### DIRECTIONS FOR THIS TASK
Copy the records below, putting "objective-item" wherever "task-item" appears and leaving everything else as it is.

#####

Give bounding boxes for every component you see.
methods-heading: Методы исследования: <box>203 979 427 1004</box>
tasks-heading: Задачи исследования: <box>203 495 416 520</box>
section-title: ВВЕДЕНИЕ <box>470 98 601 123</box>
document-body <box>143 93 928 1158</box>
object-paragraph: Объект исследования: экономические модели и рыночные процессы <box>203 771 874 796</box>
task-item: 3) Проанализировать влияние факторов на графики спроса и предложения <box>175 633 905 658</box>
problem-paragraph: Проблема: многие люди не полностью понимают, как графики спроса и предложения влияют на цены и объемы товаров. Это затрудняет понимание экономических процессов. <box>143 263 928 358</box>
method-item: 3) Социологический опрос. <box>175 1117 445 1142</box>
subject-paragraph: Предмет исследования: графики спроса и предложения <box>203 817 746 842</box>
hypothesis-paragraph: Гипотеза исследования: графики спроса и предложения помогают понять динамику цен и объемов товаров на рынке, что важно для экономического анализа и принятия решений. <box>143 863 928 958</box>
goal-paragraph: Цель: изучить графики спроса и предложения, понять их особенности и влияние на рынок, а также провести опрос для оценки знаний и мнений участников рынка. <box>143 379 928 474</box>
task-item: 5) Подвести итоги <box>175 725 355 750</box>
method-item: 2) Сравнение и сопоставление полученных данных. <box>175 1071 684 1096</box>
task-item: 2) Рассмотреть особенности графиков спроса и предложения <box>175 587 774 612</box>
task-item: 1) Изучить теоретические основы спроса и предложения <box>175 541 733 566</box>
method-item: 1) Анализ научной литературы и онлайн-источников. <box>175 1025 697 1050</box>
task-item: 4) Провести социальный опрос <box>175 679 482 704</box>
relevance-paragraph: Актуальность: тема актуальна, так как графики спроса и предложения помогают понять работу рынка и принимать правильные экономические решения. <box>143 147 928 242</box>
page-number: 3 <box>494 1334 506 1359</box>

#####

### SOLUTION BELOW
Give bounding boxes for every component you see.
methods-heading: Методы исследования: <box>203 979 427 1004</box>
tasks-heading: Задачи исследования: <box>203 495 416 520</box>
section-title: ВВЕДЕНИЕ <box>470 98 601 123</box>
document-body <box>143 93 928 1158</box>
object-paragraph: Объект исследования: экономические модели и рыночные процессы <box>203 771 874 796</box>
objective-item: 3) Проанализировать влияние факторов на графики спроса и предложения <box>175 633 905 658</box>
problem-paragraph: Проблема: многие люди не полностью понимают, как графики спроса и предложения влияют на цены и объемы товаров. Это затрудняет понимание экономических процессов. <box>143 263 928 358</box>
method-item: 3) Социологический опрос. <box>175 1117 445 1142</box>
subject-paragraph: Предмет исследования: графики спроса и предложения <box>203 817 746 842</box>
hypothesis-paragraph: Гипотеза исследования: графики спроса и предложения помогают понять динамику цен и объемов товаров на рынке, что важно для экономического анализа и принятия решений. <box>143 863 928 958</box>
goal-paragraph: Цель: изучить графики спроса и предложения, понять их особенности и влияние на рынок, а также провести опрос для оценки знаний и мнений участников рынка. <box>143 379 928 474</box>
objective-item: 5) Подвести итоги <box>175 725 355 750</box>
method-item: 2) Сравнение и сопоставление полученных данных. <box>175 1071 684 1096</box>
objective-item: 2) Рассмотреть особенности графиков спроса и предложения <box>175 587 774 612</box>
objective-item: 1) Изучить теоретические основы спроса и предложения <box>175 541 733 566</box>
method-item: 1) Анализ научной литературы и онлайн-источников. <box>175 1025 697 1050</box>
objective-item: 4) Провести социальный опрос <box>175 679 482 704</box>
relevance-paragraph: Актуальность: тема актуальна, так как графики спроса и предложения помогают понять работу рынка и принимать правильные экономические решения. <box>143 147 928 242</box>
page-number: 3 <box>494 1334 506 1359</box>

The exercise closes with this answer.